What is required = Set out every line bearing the string "한경연은".

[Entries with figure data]
════

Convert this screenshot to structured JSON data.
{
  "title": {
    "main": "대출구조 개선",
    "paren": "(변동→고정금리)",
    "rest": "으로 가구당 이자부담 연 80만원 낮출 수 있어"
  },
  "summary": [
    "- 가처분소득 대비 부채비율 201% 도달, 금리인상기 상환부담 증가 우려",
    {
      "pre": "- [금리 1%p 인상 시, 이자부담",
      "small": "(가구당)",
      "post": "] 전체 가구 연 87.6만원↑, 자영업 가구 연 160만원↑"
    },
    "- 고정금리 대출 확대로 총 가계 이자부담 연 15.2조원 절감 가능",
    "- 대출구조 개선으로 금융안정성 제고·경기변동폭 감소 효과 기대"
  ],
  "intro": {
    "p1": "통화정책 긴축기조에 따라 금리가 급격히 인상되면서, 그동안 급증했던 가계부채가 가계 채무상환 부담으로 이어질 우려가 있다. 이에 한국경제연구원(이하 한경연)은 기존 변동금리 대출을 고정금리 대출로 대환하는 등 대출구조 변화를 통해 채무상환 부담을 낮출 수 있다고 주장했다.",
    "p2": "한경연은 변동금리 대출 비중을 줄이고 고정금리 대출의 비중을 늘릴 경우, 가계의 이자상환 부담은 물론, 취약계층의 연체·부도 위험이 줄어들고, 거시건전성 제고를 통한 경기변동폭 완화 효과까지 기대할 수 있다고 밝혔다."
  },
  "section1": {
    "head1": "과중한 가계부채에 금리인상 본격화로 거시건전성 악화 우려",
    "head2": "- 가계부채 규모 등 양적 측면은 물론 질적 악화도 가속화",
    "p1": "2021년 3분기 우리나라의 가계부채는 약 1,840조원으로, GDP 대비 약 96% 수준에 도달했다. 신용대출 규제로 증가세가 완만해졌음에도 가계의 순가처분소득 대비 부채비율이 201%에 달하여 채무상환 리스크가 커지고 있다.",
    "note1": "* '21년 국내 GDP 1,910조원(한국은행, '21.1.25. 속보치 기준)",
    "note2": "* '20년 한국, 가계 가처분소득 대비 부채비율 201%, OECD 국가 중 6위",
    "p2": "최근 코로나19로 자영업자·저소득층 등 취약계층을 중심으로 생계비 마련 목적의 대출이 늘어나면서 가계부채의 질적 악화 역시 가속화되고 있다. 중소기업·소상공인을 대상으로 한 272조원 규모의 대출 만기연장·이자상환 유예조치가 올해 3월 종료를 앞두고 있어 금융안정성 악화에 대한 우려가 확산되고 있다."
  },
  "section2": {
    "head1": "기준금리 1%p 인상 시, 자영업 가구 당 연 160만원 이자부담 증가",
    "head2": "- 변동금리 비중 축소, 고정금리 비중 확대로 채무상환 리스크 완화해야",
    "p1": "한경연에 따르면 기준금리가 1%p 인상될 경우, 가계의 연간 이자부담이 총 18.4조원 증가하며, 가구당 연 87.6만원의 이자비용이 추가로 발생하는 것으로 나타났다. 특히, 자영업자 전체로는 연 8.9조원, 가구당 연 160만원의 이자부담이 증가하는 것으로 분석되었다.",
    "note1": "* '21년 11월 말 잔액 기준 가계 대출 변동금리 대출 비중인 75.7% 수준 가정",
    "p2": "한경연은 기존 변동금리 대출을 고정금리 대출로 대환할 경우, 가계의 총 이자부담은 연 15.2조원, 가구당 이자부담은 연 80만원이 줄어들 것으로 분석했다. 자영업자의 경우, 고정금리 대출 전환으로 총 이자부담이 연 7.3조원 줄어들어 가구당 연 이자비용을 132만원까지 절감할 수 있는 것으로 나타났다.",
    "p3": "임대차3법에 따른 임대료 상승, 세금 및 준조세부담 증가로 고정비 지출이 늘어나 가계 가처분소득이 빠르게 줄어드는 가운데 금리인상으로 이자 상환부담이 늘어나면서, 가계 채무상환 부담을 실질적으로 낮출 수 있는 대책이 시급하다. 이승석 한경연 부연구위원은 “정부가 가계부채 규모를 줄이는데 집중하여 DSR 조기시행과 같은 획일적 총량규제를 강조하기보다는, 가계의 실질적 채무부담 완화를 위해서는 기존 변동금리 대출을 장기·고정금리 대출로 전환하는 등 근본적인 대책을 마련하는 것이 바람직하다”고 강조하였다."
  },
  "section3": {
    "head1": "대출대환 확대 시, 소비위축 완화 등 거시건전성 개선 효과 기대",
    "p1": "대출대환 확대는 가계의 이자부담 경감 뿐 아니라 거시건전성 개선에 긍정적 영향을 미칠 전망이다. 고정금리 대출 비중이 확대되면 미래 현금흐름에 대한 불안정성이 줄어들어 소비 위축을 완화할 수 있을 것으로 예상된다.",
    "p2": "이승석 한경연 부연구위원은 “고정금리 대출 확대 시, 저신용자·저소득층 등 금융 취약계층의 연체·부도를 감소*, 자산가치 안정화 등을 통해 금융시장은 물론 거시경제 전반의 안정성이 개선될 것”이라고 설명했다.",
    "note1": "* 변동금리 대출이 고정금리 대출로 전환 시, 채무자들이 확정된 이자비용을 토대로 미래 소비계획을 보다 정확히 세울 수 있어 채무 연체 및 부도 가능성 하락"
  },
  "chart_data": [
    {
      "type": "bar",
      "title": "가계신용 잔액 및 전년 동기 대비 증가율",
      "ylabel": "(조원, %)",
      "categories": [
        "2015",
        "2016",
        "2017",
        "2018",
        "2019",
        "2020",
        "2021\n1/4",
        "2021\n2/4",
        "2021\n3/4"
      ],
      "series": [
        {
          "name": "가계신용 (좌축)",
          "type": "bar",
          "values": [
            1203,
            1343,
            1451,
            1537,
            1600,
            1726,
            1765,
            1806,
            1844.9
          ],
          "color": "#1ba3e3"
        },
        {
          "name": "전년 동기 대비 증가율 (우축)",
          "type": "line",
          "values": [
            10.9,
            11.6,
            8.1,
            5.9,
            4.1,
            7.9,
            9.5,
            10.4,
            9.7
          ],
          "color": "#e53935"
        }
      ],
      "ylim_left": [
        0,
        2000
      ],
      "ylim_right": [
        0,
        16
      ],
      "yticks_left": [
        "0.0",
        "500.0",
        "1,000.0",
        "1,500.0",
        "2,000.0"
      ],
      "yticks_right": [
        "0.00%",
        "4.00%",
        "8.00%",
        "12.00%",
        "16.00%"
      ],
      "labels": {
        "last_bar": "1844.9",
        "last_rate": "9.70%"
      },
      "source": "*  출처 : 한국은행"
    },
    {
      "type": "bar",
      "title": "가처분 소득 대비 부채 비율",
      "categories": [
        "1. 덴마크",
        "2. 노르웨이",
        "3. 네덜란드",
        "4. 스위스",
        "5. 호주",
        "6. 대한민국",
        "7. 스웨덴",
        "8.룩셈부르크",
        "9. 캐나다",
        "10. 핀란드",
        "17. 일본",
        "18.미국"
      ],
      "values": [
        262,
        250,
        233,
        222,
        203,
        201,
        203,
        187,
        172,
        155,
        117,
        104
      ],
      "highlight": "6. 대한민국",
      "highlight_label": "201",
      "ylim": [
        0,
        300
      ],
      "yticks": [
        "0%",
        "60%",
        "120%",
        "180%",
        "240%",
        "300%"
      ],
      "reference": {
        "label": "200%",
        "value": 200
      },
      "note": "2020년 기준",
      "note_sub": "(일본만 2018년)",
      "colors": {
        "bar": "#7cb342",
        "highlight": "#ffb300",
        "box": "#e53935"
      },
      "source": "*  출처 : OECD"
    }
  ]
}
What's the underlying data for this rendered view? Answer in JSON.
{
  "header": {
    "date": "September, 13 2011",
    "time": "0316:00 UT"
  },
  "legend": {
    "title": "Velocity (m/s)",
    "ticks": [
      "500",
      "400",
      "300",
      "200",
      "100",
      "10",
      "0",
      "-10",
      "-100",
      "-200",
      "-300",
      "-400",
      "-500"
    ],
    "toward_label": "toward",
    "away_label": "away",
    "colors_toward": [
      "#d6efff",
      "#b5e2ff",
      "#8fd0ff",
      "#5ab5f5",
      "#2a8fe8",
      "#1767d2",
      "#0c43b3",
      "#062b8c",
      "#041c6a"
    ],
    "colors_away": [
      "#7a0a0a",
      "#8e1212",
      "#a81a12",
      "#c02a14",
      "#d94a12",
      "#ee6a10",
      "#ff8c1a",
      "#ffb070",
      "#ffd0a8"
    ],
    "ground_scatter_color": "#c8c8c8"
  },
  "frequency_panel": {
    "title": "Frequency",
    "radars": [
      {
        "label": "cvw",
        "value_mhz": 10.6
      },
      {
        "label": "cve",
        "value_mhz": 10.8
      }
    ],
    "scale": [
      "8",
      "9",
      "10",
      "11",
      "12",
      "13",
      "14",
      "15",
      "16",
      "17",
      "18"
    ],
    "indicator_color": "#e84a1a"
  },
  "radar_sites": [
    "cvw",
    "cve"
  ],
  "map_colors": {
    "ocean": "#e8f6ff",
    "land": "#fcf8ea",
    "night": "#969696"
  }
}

════

Solution to this task =
    "p2": "한경연은 변동금리 대출 비중을 줄이고 고정금리 대출의 비중을 늘릴 경우, 가계의 이자상환 부담은 물론, 취약계층의 연체·부도 위험이 줄어들고, 거시건전성 제고를 통한 경기변동폭 완화 효과까지 기대할 수 있다고 밝혔다."
    "p2": "한경연은 기존 변동금리 대출을 고정금리 대출로 대환할 경우, 가계의 총 이자부담은 연 15.2조원, 가구당 이자부담은 연 80만원이 줄어들 것으로 분석했다. 자영업자의 경우, 고정금리 대출 전환으로 총 이자부담이 연 7.3조원 줄어들어 가구당 연 이자비용을 132만원까지 절감할 수 있는 것으로 나타났다.",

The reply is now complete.